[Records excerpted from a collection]
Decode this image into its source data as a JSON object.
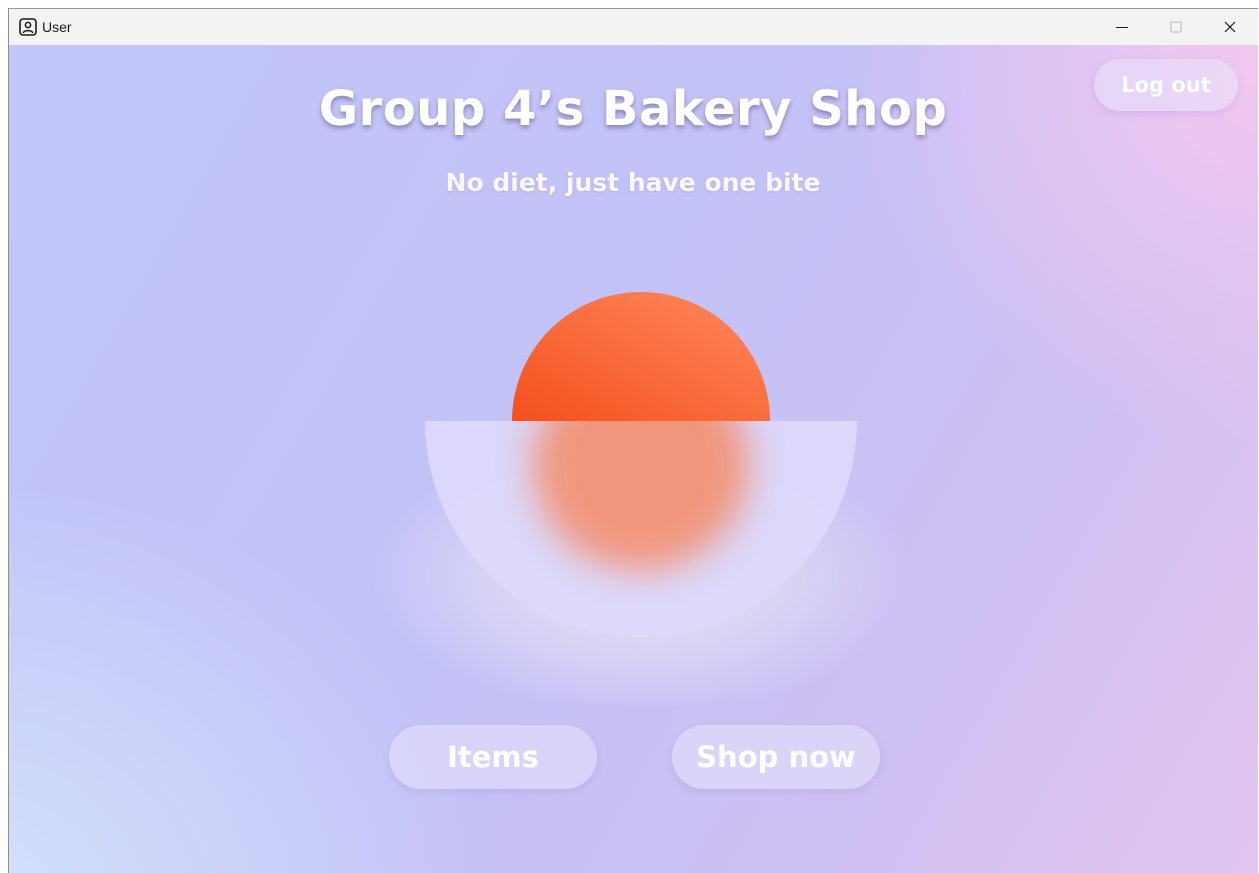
{
  "window": {
    "title": "User",
    "icon": "user-badge-icon",
    "controls": {
      "minimize_icon": "minimize-icon",
      "maximize_icon": "maximize-icon",
      "close_icon": "close-icon"
    }
  },
  "header": {
    "title": "Group 4’s Bakery Shop",
    "subtitle": "No diet, just have one bite",
    "logout_label": "Log out"
  },
  "hero": {
    "sun_color": "#f4521f",
    "bowl_color": "#dcd9fb"
  },
  "actions": {
    "items_label": "Items",
    "shop_label": "Shop now"
  }
}
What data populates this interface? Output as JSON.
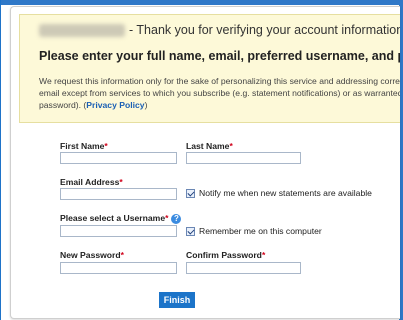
{
  "notice": {
    "thanks": "- Thank you for verifying your account information.",
    "heading": "Please enter your full name, email, preferred username, and password be",
    "body_line1": "We request this information only for the sake of personalizing this service and addressing correspor",
    "body_line2": "email except from services to which you subscribe (e.g. statement notifications) or as warranted by",
    "body_line3_prefix": "password). (",
    "privacy_link": "Privacy Policy",
    "body_line3_suffix": ")"
  },
  "form": {
    "first_name_label": "First Name",
    "last_name_label": "Last Name",
    "email_label": "Email Address",
    "notify_label": "Notify me when new statements are available",
    "username_label": "Please select a Username",
    "remember_label": "Remember me on this computer",
    "new_password_label": "New Password",
    "confirm_password_label": "Confirm Password",
    "required_mark": "*",
    "help_glyph": "?",
    "finish_label": "Finish"
  },
  "colors": {
    "accent": "#1c74c9",
    "notice_bg": "#fdf9d8",
    "required": "#d0021b"
  }
}
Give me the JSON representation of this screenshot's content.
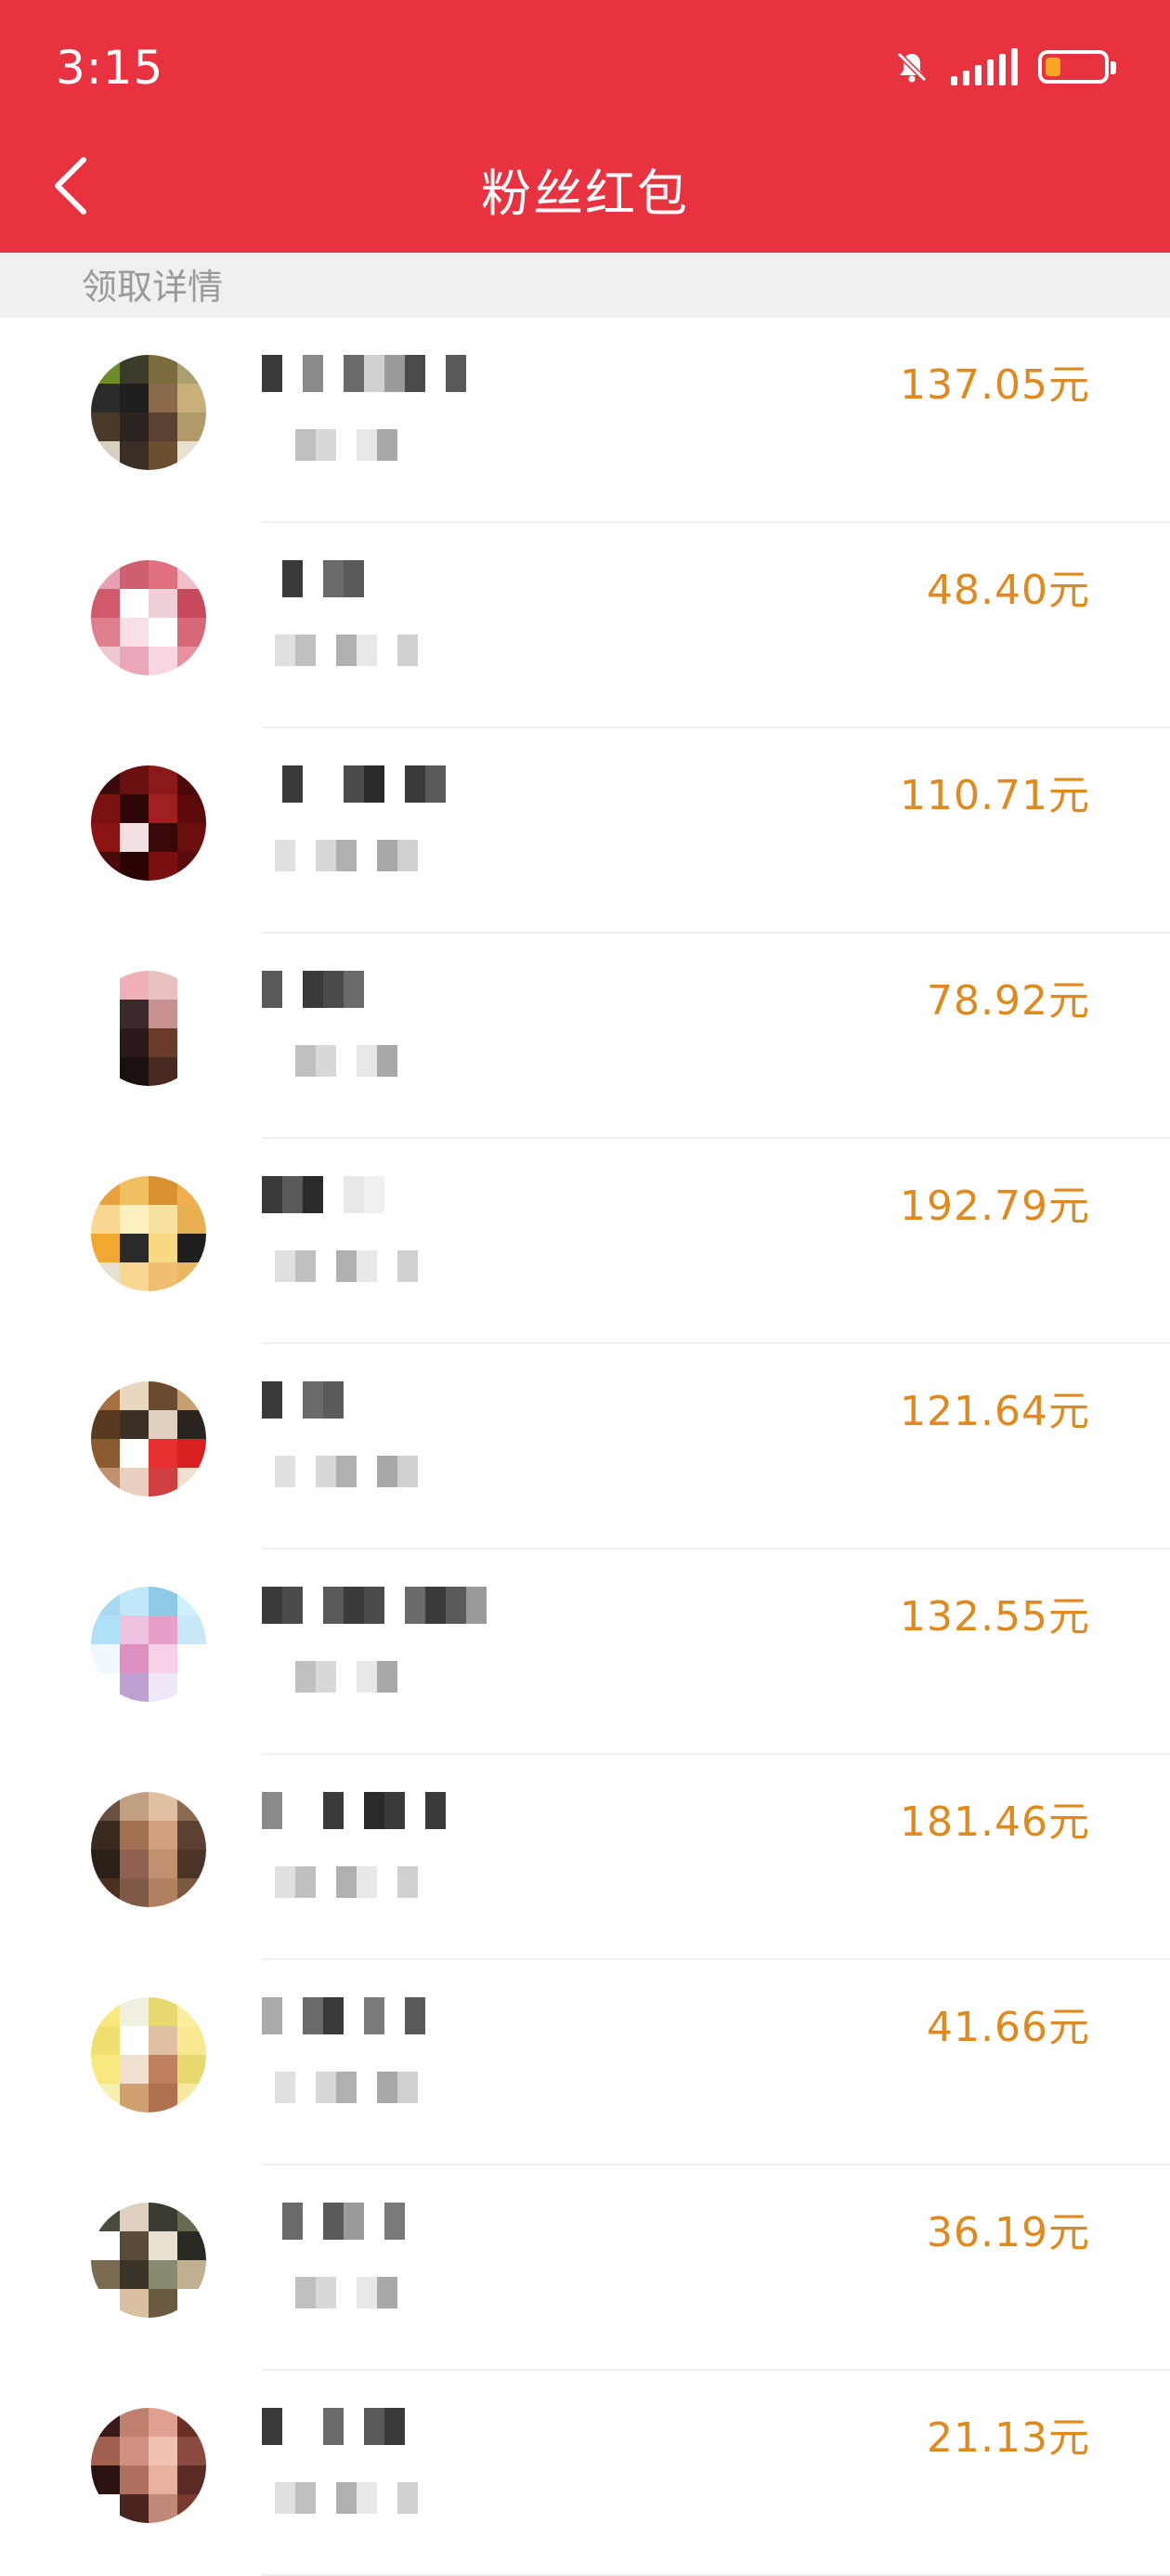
{
  "status_bar": {
    "time": "3:15",
    "icons": [
      "mute-bell-icon",
      "signal-icon",
      "battery-icon"
    ],
    "battery_color": "#f5a623"
  },
  "header": {
    "title": "粉丝红包",
    "back_icon": "back-chevron-icon",
    "background": "#e8323f"
  },
  "section": {
    "label": "领取详情"
  },
  "accent_amount_color": "#e08a1e",
  "recipients": [
    {
      "amount": "137.05元",
      "avatar_colors": [
        "#6f8a2f",
        "#3b3b2a",
        "#7c6b3c",
        "#a8a070",
        "#2c2c2a",
        "#1f1f1f",
        "#8a6a4a",
        "#c9b07a",
        "#4a3a2a",
        "#2a2320",
        "#5a4030",
        "#b09a6a",
        "#d8d0c0",
        "#3a2e26",
        "#6a5030",
        "#e8e0d0"
      ]
    },
    {
      "amount": "48.40元",
      "avatar_colors": [
        "#e8a0b0",
        "#d06070",
        "#e07080",
        "#f0c0c8",
        "#d05a6a",
        "#ffffff",
        "#f0d0d8",
        "#c84a5c",
        "#e0808e",
        "#f8e0e6",
        "#ffffff",
        "#d86878",
        "#f0c8d0",
        "#e8a8b8",
        "#f8d8e0",
        "#e890a0"
      ]
    },
    {
      "amount": "110.71元",
      "avatar_colors": [
        "#3a0a0a",
        "#6a1010",
        "#8a1a1a",
        "#4a0808",
        "#7a1212",
        "#2a0606",
        "#a02020",
        "#5a0a0a",
        "#8a1414",
        "#f0e0e0",
        "#3a0808",
        "#6a0e0e",
        "#4a0a0a",
        "#2a0404",
        "#7a1010",
        "#5a0c0c"
      ]
    },
    {
      "amount": "78.92元",
      "avatar_colors": [
        "#ffffff",
        "#f0b0b8",
        "#e8c0c0",
        "#ffffff",
        "#ffffff",
        "#3a2a2a",
        "#c89090",
        "#ffffff",
        "#ffffff",
        "#2a1a1a",
        "#6a3a2a",
        "#ffffff",
        "#ffffff",
        "#1a1010",
        "#4a2a20",
        "#ffffff"
      ]
    },
    {
      "amount": "192.79元",
      "avatar_colors": [
        "#e8a040",
        "#f0c060",
        "#d89030",
        "#f0b050",
        "#f8d890",
        "#fff0c0",
        "#f8e0a0",
        "#e8b050",
        "#f0a830",
        "#2a2a2a",
        "#f8d880",
        "#1e1e1e",
        "#e8e0d0",
        "#f8d890",
        "#f0c070",
        "#e8b860"
      ]
    },
    {
      "amount": "121.64元",
      "avatar_colors": [
        "#a87040",
        "#e8d8c0",
        "#6a4a30",
        "#c8a070",
        "#5a3a20",
        "#3a3028",
        "#e0d0c0",
        "#2a2420",
        "#8a5a30",
        "#ffffff",
        "#e83030",
        "#d82020",
        "#c09070",
        "#e8d0c0",
        "#d04040",
        "#f0e0d0"
      ]
    },
    {
      "amount": "132.55元",
      "avatar_colors": [
        "#a8d8f0",
        "#c0e8f8",
        "#90c8e8",
        "#d0f0ff",
        "#b0e0f8",
        "#f0c0e0",
        "#e8a0c8",
        "#c8e8f8",
        "#f0f8ff",
        "#e090c0",
        "#f8d0e8",
        "#ffffff",
        "#ffffff",
        "#c0a0d0",
        "#f0e8f8",
        "#ffffff"
      ]
    },
    {
      "amount": "181.46元",
      "avatar_colors": [
        "#6a5040",
        "#c0a080",
        "#e0c0a0",
        "#8a6a50",
        "#3a2a20",
        "#a07050",
        "#d0a080",
        "#5a4030",
        "#2a2018",
        "#906050",
        "#c09070",
        "#4a3428",
        "#4a3020",
        "#805848",
        "#b08060",
        "#7a5a40"
      ]
    },
    {
      "amount": "41.66元",
      "avatar_colors": [
        "#f8e880",
        "#f0f0e0",
        "#e8d870",
        "#f8f0a0",
        "#f0e070",
        "#ffffff",
        "#e0c0a0",
        "#f8e890",
        "#f8e880",
        "#f0e0d0",
        "#c08060",
        "#e8d870",
        "#f8f0b0",
        "#d0a070",
        "#b07050",
        "#f8e8a0"
      ]
    },
    {
      "amount": "36.19元",
      "avatar_colors": [
        "#4a4a3a",
        "#e0d0c0",
        "#3a3a30",
        "#6a6a50",
        "#ffffff",
        "#5a4a3a",
        "#e8e0d0",
        "#2a2a24",
        "#7a6a50",
        "#3a3428",
        "#8a8a70",
        "#c0b090",
        "#ffffff",
        "#d8c0a0",
        "#6a5a40",
        "#ffffff"
      ]
    },
    {
      "amount": "21.13元",
      "avatar_colors": [
        "#3a1a18",
        "#c08070",
        "#e0a090",
        "#6a3028",
        "#a06050",
        "#d09080",
        "#f0c0b0",
        "#8a4a40",
        "#2a1210",
        "#b07060",
        "#e8b0a0",
        "#5a2a24",
        "#ffffff",
        "#4a2420",
        "#c08878",
        "#7a3a30"
      ]
    }
  ],
  "name_blur_colors": [
    [
      "#3a3a3a",
      "#ffffff",
      "#8a8a8a",
      "#ffffff",
      "#6a6a6a",
      "#d0d0d0",
      "#9a9a9a",
      "#4a4a4a",
      "#ffffff",
      "#5a5a5a"
    ],
    [
      "#ffffff",
      "#3a3a3a",
      "#ffffff",
      "#6a6a6a",
      "#5a5a5a"
    ],
    [
      "#ffffff",
      "#3a3a3a",
      "#ffffff",
      "#ffffff",
      "#4a4a4a",
      "#2a2a2a",
      "#ffffff",
      "#3a3a3a",
      "#5a5a5a"
    ],
    [
      "#5a5a5a",
      "#ffffff",
      "#3a3a3a",
      "#4a4a4a",
      "#6a6a6a"
    ],
    [
      "#3a3a3a",
      "#5a5a5a",
      "#2a2a2a",
      "#ffffff",
      "#e8e8e8",
      "#f0f0f0"
    ],
    [
      "#3a3a3a",
      "#ffffff",
      "#6a6a6a",
      "#5a5a5a"
    ],
    [
      "#3a3a3a",
      "#4a4a4a",
      "#ffffff",
      "#5a5a5a",
      "#3a3a3a",
      "#4a4a4a",
      "#ffffff",
      "#6a6a6a",
      "#3a3a3a",
      "#5a5a5a",
      "#9a9a9a"
    ],
    [
      "#8a8a8a",
      "#ffffff",
      "#ffffff",
      "#3a3a3a",
      "#ffffff",
      "#2a2a2a",
      "#3a3a3a",
      "#ffffff",
      "#3a3a3a"
    ],
    [
      "#aaaaaa",
      "#ffffff",
      "#6a6a6a",
      "#3a3a3a",
      "#ffffff",
      "#7a7a7a",
      "#ffffff",
      "#5a5a5a"
    ],
    [
      "#ffffff",
      "#6a6a6a",
      "#ffffff",
      "#5a5a5a",
      "#9a9a9a",
      "#ffffff",
      "#7a7a7a"
    ],
    [
      "#3a3a3a",
      "#ffffff",
      "#ffffff",
      "#6a6a6a",
      "#ffffff",
      "#5a5a5a",
      "#3a3a3a"
    ]
  ],
  "sub_blur_colors": [
    "#e0e0e0",
    "#c0c0c0",
    "#d8d8d8",
    "#b0b0b0",
    "#e8e8e8",
    "#a8a8a8",
    "#d0d0d0"
  ]
}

## Written request:
From the data above, show each line that contains "JSON".

## Solution to the problem:
Decode this image into its source data as a JSON object.
What data populates this interface? Output as JSON.
Give me the JSON representation of this screenshot's content.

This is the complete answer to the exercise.